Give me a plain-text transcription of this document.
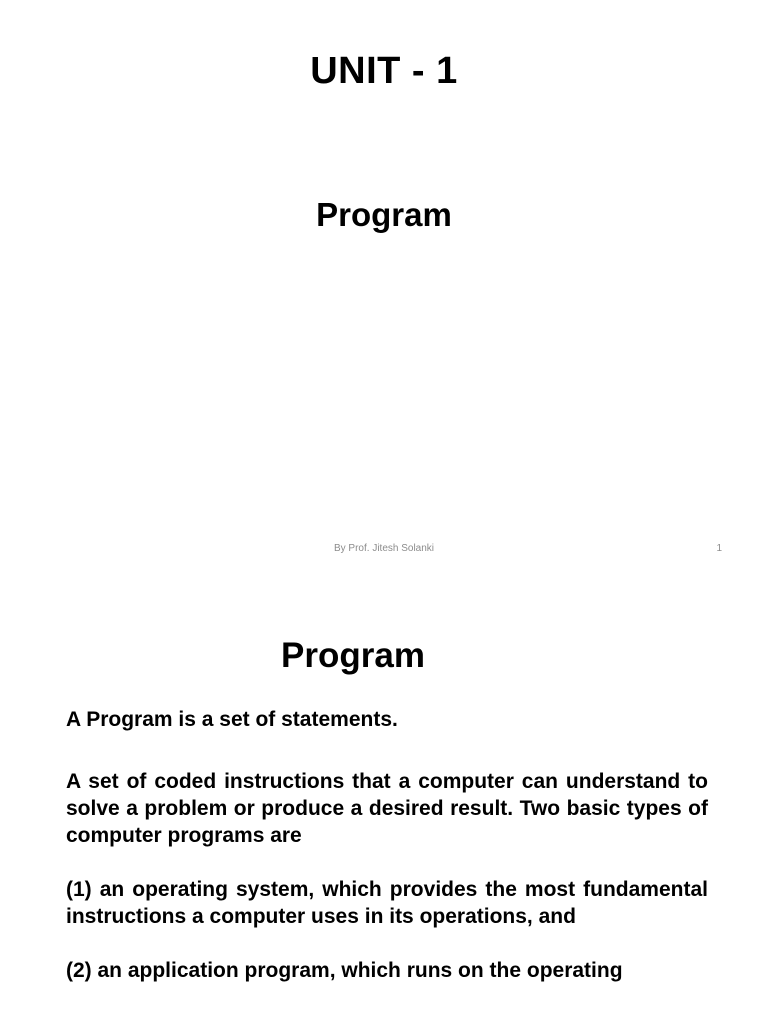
UNIT - 1
Program
By Prof. Jitesh Solanki	1
Program

A Program is a set of statements.

A set of coded instructions that a computer can understand to solve a problem or produce a desired result. Two basic types of computer programs are

(1) an operating system, which provides the most fundamental instructions a computer uses in its operations, and

(2) an application program, which runs on the operating
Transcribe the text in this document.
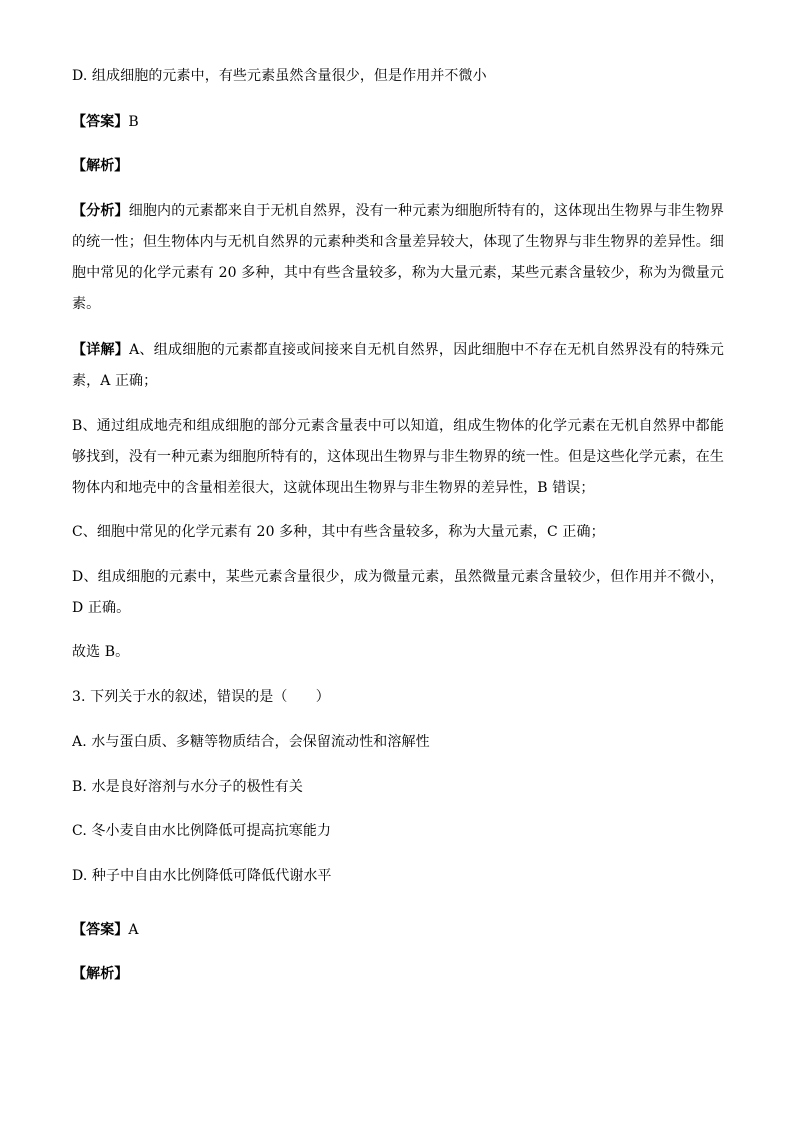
D. 组成细胞的元素中，有些元素虽然含量很少，但是作用并不微小
【答案】B
【解析】
【分析】细胞内的元素都来自于无机自然界，没有一种元素为细胞所特有的，这体现出生物界与非生物界
的统一性；但生物体内与无机自然界的元素种类和含量差异较大，体现了生物界与非生物界的差异性。细
胞中常见的化学元素有 20 多种，其中有些含量较多，称为大量元素，某些元素含量较少，称为为微量元
素。
【详解】A、组成细胞的元素都直接或间接来自无机自然界，因此细胞中不存在无机自然界没有的特殊元
素，A 正确；
B、通过组成地壳和组成细胞的部分元素含量表中可以知道，组成生物体的化学元素在无机自然界中都能
够找到，没有一种元素为细胞所特有的，这体现出生物界与非生物界的统一性。但是这些化学元素，在生
物体内和地壳中的含量相差很大，这就体现出生物界与非生物界的差异性，B 错误；
C、细胞中常见的化学元素有 20 多种，其中有些含量较多，称为大量元素，C 正确；
D、组成细胞的元素中，某些元素含量很少，成为微量元素，虽然微量元素含量较少，但作用并不微小，
D 正确。
故选 B。
3. 下列关于水的叙述，错误的是（　　）
A. 水与蛋白质、多糖等物质结合，会保留流动性和溶解性
B. 水是良好溶剂与水分子的极性有关
C. 冬小麦自由水比例降低可提高抗寒能力
D. 种子中自由水比例降低可降低代谢水平
【答案】A
【解析】
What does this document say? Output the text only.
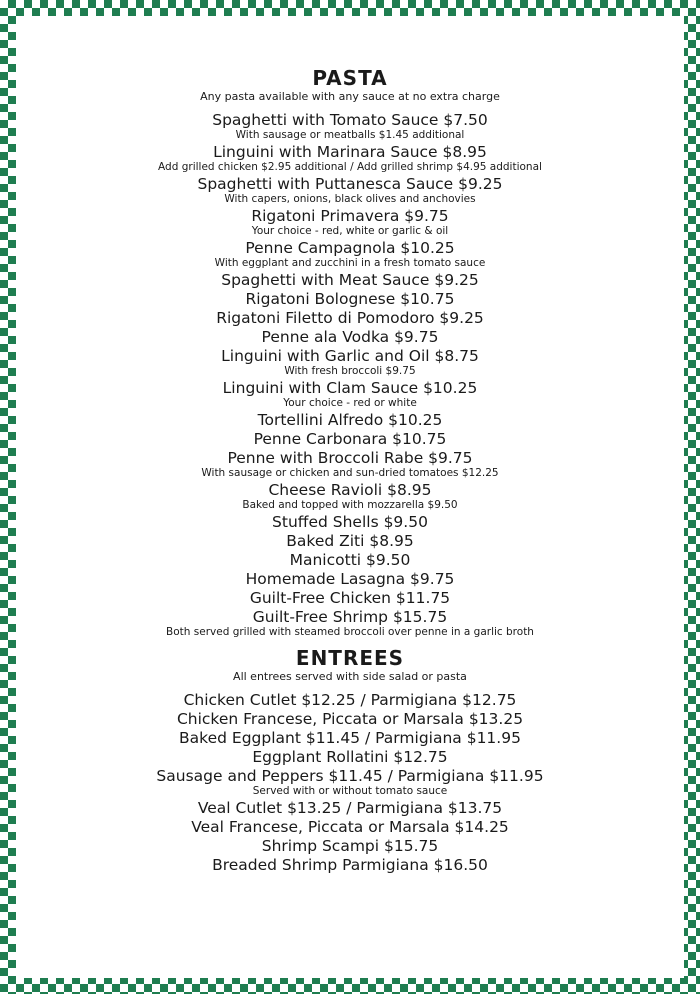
PASTA

Any pasta available with any sauce at no extra charge

Spaghetti with Tomato Sauce $7.50

With sausage or meatballs $1.45 additional

Linguini with Marinara Sauce $8.95

Add grilled chicken $2.95 additional / Add grilled shrimp $4.95 additional

Spaghetti with Puttanesca Sauce $9.25

With capers, onions, black olives and anchovies

Rigatoni Primavera $9.75

Your choice - red, white or garlic & oil

Penne Campagnola $10.25

With eggplant and zucchini in a fresh tomato sauce

Spaghetti with Meat Sauce $9.25

Rigatoni Bolognese $10.75

Rigatoni Filetto di Pomodoro $9.25

Penne ala Vodka $9.75

Linguini with Garlic and Oil $8.75

With fresh broccoli $9.75

Linguini with Clam Sauce $10.25

Your choice - red or white

Tortellini Alfredo $10.25

Penne Carbonara $10.75

Penne with Broccoli Rabe $9.75

With sausage or chicken and sun-dried tomatoes $12.25

Cheese Ravioli $8.95

Baked and topped with mozzarella $9.50

Stuffed Shells $9.50

Baked Ziti $8.95

Manicotti $9.50

Homemade Lasagna $9.75

Guilt-Free Chicken $11.75

Guilt-Free Shrimp $15.75

Both served grilled with steamed broccoli over penne in a garlic broth

ENTREES

All entrees served with side salad or pasta

Chicken Cutlet $12.25 / Parmigiana $12.75

Chicken Francese, Piccata or Marsala $13.25

Baked Eggplant $11.45 / Parmigiana $11.95

Eggplant Rollatini $12.75

Sausage and Peppers $11.45 / Parmigiana $11.95

Served with or without tomato sauce

Veal Cutlet $13.25 / Parmigiana $13.75

Veal Francese, Piccata or Marsala $14.25

Shrimp Scampi $15.75

Breaded Shrimp Parmigiana $16.50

--------

» Instructions for the task:
The records above must be transcribed exactly. Pictures are left out of the copy.

» Exercise solution:
Give me a plain-text transcription of this document.
UNIT - 1
Program
By Prof. Jitesh Solanki	1
Program

A Program is a set of statements.

A set of coded instructions that a computer can understand to solve a problem or produce a desired result. Two basic types of computer programs are

(1) an operating system, which provides the most fundamental instructions a computer uses in its operations, and

(2) an application program, which runs on the operating
Transcribe the text in this document.
D. 组成细胞的元素中，有些元素虽然含量很少，但是作用并不微小
【答案】B
【解析】
【分析】细胞内的元素都来自于无机自然界，没有一种元素为细胞所特有的，这体现出生物界与非生物界
的统一性；但生物体内与无机自然界的元素种类和含量差异较大，体现了生物界与非生物界的差异性。细
胞中常见的化学元素有 20 多种，其中有些含量较多，称为大量元素，某些元素含量较少，称为为微量元
素。
【详解】A、组成细胞的元素都直接或间接来自无机自然界，因此细胞中不存在无机自然界没有的特殊元
素，A 正确；
B、通过组成地壳和组成细胞的部分元素含量表中可以知道，组成生物体的化学元素在无机自然界中都能
够找到，没有一种元素为细胞所特有的，这体现出生物界与非生物界的统一性。但是这些化学元素，在生
物体内和地壳中的含量相差很大，这就体现出生物界与非生物界的差异性，B 错误；
C、细胞中常见的化学元素有 20 多种，其中有些含量较多，称为大量元素，C 正确；
D、组成细胞的元素中，某些元素含量很少，成为微量元素，虽然微量元素含量较少，但作用并不微小，
D 正确。
故选 B。
3. 下列关于水的叙述，错误的是（　　）
A. 水与蛋白质、多糖等物质结合，会保留流动性和溶解性
B. 水是良好溶剂与水分子的极性有关
C. 冬小麦自由水比例降低可提高抗寒能力
D. 种子中自由水比例降低可降低代谢水平
【答案】A
【解析】
What does this document say? Output the text only.
PASTA

Any pasta available with any sauce at no extra charge

Spaghetti with Tomato Sauce $7.50

With sausage or meatballs $1.45 additional

Linguini with Marinara Sauce $8.95

Add grilled chicken $2.95 additional / Add grilled shrimp $4.95 additional

Spaghetti with Puttanesca Sauce $9.25

With capers, onions, black olives and anchovies

Rigatoni Primavera $9.75

Your choice - red, white or garlic & oil

Penne Campagnola $10.25

With eggplant and zucchini in a fresh tomato sauce

Spaghetti with Meat Sauce $9.25

Rigatoni Bolognese $10.75

Rigatoni Filetto di Pomodoro $9.25

Penne ala Vodka $9.75

Linguini with Garlic and Oil $8.75

With fresh broccoli $9.75

Linguini with Clam Sauce $10.25

Your choice - red or white

Tortellini Alfredo $10.25

Penne Carbonara $10.75

Penne with Broccoli Rabe $9.75

With sausage or chicken and sun-dried tomatoes $12.25

Cheese Ravioli $8.95

Baked and topped with mozzarella $9.50

Stuffed Shells $9.50

Baked Ziti $8.95

Manicotti $9.50

Homemade Lasagna $9.75

Guilt-Free Chicken $11.75

Guilt-Free Shrimp $15.75

Both served grilled with steamed broccoli over penne in a garlic broth

ENTREES

All entrees served with side salad or pasta

Chicken Cutlet $12.25 / Parmigiana $12.75

Chicken Francese, Piccata or Marsala $13.25

Baked Eggplant $11.45 / Parmigiana $11.95

Eggplant Rollatini $12.75

Sausage and Peppers $11.45 / Parmigiana $11.95

Served with or without tomato sauce

Veal Cutlet $13.25 / Parmigiana $13.75

Veal Francese, Piccata or Marsala $14.25

Shrimp Scampi $15.75

Breaded Shrimp Parmigiana $16.50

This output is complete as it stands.